__Provided data__
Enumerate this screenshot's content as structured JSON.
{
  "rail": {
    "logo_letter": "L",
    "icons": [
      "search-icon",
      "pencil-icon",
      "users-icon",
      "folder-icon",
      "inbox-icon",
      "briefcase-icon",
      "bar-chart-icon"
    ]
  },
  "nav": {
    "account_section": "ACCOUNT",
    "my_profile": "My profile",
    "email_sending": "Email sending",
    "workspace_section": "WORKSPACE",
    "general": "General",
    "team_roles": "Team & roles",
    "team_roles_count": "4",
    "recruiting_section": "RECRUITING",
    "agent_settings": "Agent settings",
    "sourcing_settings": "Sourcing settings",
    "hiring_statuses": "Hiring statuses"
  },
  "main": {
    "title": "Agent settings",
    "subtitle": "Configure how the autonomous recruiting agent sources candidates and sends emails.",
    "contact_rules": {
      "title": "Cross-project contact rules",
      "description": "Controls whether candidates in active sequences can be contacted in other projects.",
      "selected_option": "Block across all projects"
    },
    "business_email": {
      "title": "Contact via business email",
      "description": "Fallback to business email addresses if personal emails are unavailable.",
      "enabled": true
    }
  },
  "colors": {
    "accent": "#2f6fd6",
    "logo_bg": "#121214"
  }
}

__What is needed__
Using the entries above, please restate each one word for word.

__Finished answer__
Enumerate this screenshot's content as structured JSON.
{
  "rail": {
    "logo_letter": "L",
    "icons": [
      "search-icon",
      "pencil-icon",
      "users-icon",
      "folder-icon",
      "inbox-icon",
      "briefcase-icon",
      "bar-chart-icon"
    ]
  },
  "nav": {
    "account_section": "ACCOUNT",
    "my_profile": "My profile",
    "email_sending": "Email sending",
    "workspace_section": "WORKSPACE",
    "general": "General",
    "team_roles": "Team & roles",
    "team_roles_count": "4",
    "recruiting_section": "RECRUITING",
    "agent_settings": "Agent settings",
    "sourcing_settings": "Sourcing settings",
    "hiring_statuses": "Hiring statuses"
  },
  "main": {
    "title": "Agent settings",
    "subtitle": "Configure how the autonomous recruiting agent sources candidates and sends emails.",
    "contact_rules": {
      "title": "Cross-project contact rules",
      "description": "Controls whether candidates in active sequences can be contacted in other projects.",
      "selected_option": "Block across all projects"
    },
    "business_email": {
      "title": "Contact via business email",
      "description": "Fallback to business email addresses if personal emails are unavailable.",
      "enabled": true
    }
  },
  "colors": {
    "accent": "#2f6fd6",
    "logo_bg": "#121214"
  }
}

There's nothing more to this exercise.